DIRECTIONS FOR THIS TASK = Repeat the whole listing exactly as written.

INFORMATION GIVEN =
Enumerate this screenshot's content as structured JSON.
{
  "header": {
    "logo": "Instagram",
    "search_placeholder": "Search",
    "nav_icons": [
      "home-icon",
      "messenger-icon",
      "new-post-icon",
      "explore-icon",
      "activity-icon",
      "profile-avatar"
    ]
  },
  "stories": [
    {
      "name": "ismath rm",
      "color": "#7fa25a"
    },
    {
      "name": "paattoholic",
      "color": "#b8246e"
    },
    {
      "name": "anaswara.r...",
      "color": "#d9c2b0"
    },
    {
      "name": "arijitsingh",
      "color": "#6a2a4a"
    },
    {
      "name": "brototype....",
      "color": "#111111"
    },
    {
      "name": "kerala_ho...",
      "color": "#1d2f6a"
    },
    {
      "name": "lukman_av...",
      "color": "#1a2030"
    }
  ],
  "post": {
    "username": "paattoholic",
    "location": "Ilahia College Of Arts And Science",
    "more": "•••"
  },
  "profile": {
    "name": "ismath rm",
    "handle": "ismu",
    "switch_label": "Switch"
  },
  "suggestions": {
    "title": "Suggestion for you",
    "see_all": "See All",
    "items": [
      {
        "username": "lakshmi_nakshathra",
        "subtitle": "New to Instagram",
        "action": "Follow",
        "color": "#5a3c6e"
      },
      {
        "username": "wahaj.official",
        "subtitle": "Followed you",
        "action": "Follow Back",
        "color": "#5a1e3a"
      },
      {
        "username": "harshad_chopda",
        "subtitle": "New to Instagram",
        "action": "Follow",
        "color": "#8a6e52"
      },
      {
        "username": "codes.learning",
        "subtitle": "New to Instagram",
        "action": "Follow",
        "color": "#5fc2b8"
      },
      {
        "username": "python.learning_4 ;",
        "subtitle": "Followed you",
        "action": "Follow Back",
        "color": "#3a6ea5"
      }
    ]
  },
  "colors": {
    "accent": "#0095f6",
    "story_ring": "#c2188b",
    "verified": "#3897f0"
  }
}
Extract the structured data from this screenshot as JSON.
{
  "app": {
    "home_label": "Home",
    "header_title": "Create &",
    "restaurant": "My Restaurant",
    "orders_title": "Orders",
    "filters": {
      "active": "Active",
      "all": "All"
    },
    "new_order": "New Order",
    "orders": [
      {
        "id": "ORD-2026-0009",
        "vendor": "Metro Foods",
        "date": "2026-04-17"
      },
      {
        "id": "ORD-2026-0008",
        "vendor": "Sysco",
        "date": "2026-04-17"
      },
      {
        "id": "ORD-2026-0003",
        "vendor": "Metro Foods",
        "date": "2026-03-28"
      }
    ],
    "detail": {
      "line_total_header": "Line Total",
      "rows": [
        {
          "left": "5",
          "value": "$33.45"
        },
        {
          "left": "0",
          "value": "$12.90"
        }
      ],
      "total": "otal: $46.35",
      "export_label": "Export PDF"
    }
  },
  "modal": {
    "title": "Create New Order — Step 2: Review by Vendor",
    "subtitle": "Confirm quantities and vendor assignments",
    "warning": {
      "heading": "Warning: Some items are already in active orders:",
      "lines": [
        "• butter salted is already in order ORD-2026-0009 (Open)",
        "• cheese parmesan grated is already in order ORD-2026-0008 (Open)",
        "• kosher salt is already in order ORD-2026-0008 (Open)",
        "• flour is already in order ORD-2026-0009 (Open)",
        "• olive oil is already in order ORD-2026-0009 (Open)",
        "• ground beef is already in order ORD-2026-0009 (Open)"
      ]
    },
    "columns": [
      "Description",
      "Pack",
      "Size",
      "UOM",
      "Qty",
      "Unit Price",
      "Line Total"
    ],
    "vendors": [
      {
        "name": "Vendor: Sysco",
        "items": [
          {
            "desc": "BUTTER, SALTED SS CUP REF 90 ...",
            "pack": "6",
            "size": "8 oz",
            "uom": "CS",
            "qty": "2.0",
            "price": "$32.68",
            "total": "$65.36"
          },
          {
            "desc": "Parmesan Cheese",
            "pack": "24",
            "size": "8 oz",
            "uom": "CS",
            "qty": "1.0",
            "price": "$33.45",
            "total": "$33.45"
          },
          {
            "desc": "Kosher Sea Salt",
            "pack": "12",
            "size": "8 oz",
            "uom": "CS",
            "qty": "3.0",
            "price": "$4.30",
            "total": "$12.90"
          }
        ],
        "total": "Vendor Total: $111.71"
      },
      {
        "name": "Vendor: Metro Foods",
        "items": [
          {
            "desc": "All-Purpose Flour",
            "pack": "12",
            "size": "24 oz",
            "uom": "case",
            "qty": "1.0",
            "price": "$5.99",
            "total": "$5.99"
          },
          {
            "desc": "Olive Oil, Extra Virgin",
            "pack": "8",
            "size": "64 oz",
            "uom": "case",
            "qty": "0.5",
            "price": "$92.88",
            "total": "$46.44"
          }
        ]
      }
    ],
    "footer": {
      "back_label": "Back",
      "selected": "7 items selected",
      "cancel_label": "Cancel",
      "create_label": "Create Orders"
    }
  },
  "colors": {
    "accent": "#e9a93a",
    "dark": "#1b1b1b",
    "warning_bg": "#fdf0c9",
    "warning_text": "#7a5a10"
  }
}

OUTPUT BELOW =
Enumerate this screenshot's content as structured JSON.
{
  "header": {
    "logo": "Instagram",
    "search_placeholder": "Search",
    "nav_icons": [
      "home-icon",
      "messenger-icon",
      "new-post-icon",
      "explore-icon",
      "activity-icon",
      "profile-avatar"
    ]
  },
  "stories": [
    {
      "name": "ismath rm",
      "color": "#7fa25a"
    },
    {
      "name": "paattoholic",
      "color": "#b8246e"
    },
    {
      "name": "anaswara.r...",
      "color": "#d9c2b0"
    },
    {
      "name": "arijitsingh",
      "color": "#6a2a4a"
    },
    {
      "name": "brototype....",
      "color": "#111111"
    },
    {
      "name": "kerala_ho...",
      "color": "#1d2f6a"
    },
    {
      "name": "lukman_av...",
      "color": "#1a2030"
    }
  ],
  "post": {
    "username": "paattoholic",
    "location": "Ilahia College Of Arts And Science",
    "more": "•••"
  },
  "profile": {
    "name": "ismath rm",
    "handle": "ismu",
    "switch_label": "Switch"
  },
  "suggestions": {
    "title": "Suggestion for you",
    "see_all": "See All",
    "items": [
      {
        "username": "lakshmi_nakshathra",
        "subtitle": "New to Instagram",
        "action": "Follow",
        "color": "#5a3c6e"
      },
      {
        "username": "wahaj.official",
        "subtitle": "Followed you",
        "action": "Follow Back",
        "color": "#5a1e3a"
      },
      {
        "username": "harshad_chopda",
        "subtitle": "New to Instagram",
        "action": "Follow",
        "color": "#8a6e52"
      },
      {
        "username": "codes.learning",
        "subtitle": "New to Instagram",
        "action": "Follow",
        "color": "#5fc2b8"
      },
      {
        "username": "python.learning_4 ;",
        "subtitle": "Followed you",
        "action": "Follow Back",
        "color": "#3a6ea5"
      }
    ]
  },
  "colors": {
    "accent": "#0095f6",
    "story_ring": "#c2188b",
    "verified": "#3897f0"
  }
}
Extract the structured data from this screenshot as JSON.
{
  "app": {
    "home_label": "Home",
    "header_title": "Create &",
    "restaurant": "My Restaurant",
    "orders_title": "Orders",
    "filters": {
      "active": "Active",
      "all": "All"
    },
    "new_order": "New Order",
    "orders": [
      {
        "id": "ORD-2026-0009",
        "vendor": "Metro Foods",
        "date": "2026-04-17"
      },
      {
        "id": "ORD-2026-0008",
        "vendor": "Sysco",
        "date": "2026-04-17"
      },
      {
        "id": "ORD-2026-0003",
        "vendor": "Metro Foods",
        "date": "2026-03-28"
      }
    ],
    "detail": {
      "line_total_header": "Line Total",
      "rows": [
        {
          "left": "5",
          "value": "$33.45"
        },
        {
          "left": "0",
          "value": "$12.90"
        }
      ],
      "total": "otal: $46.35",
      "export_label": "Export PDF"
    }
  },
  "modal": {
    "title": "Create New Order — Step 2: Review by Vendor",
    "subtitle": "Confirm quantities and vendor assignments",
    "warning": {
      "heading": "Warning: Some items are already in active orders:",
      "lines": [
        "• butter salted is already in order ORD-2026-0009 (Open)",
        "• cheese parmesan grated is already in order ORD-2026-0008 (Open)",
        "• kosher salt is already in order ORD-2026-0008 (Open)",
        "• flour is already in order ORD-2026-0009 (Open)",
        "• olive oil is already in order ORD-2026-0009 (Open)",
        "• ground beef is already in order ORD-2026-0009 (Open)"
      ]
    },
    "columns": [
      "Description",
      "Pack",
      "Size",
      "UOM",
      "Qty",
      "Unit Price",
      "Line Total"
    ],
    "vendors": [
      {
        "name": "Vendor: Sysco",
        "items": [
          {
            "desc": "BUTTER, SALTED SS CUP REF 90 ...",
            "pack": "6",
            "size": "8 oz",
            "uom": "CS",
            "qty": "2.0",
            "price": "$32.68",
            "total": "$65.36"
          },
          {
            "desc": "Parmesan Cheese",
            "pack": "24",
            "size": "8 oz",
            "uom": "CS",
            "qty": "1.0",
            "price": "$33.45",
            "total": "$33.45"
          },
          {
            "desc": "Kosher Sea Salt",
            "pack": "12",
            "size": "8 oz",
            "uom": "CS",
            "qty": "3.0",
            "price": "$4.30",
            "total": "$12.90"
          }
        ],
        "total": "Vendor Total: $111.71"
      },
      {
        "name": "Vendor: Metro Foods",
        "items": [
          {
            "desc": "All-Purpose Flour",
            "pack": "12",
            "size": "24 oz",
            "uom": "case",
            "qty": "1.0",
            "price": "$5.99",
            "total": "$5.99"
          },
          {
            "desc": "Olive Oil, Extra Virgin",
            "pack": "8",
            "size": "64 oz",
            "uom": "case",
            "qty": "0.5",
            "price": "$92.88",
            "total": "$46.44"
          }
        ]
      }
    ],
    "footer": {
      "back_label": "Back",
      "selected": "7 items selected",
      "cancel_label": "Cancel",
      "create_label": "Create Orders"
    }
  },
  "colors": {
    "accent": "#e9a93a",
    "dark": "#1b1b1b",
    "warning_bg": "#fdf0c9",
    "warning_text": "#7a5a10"
  }
}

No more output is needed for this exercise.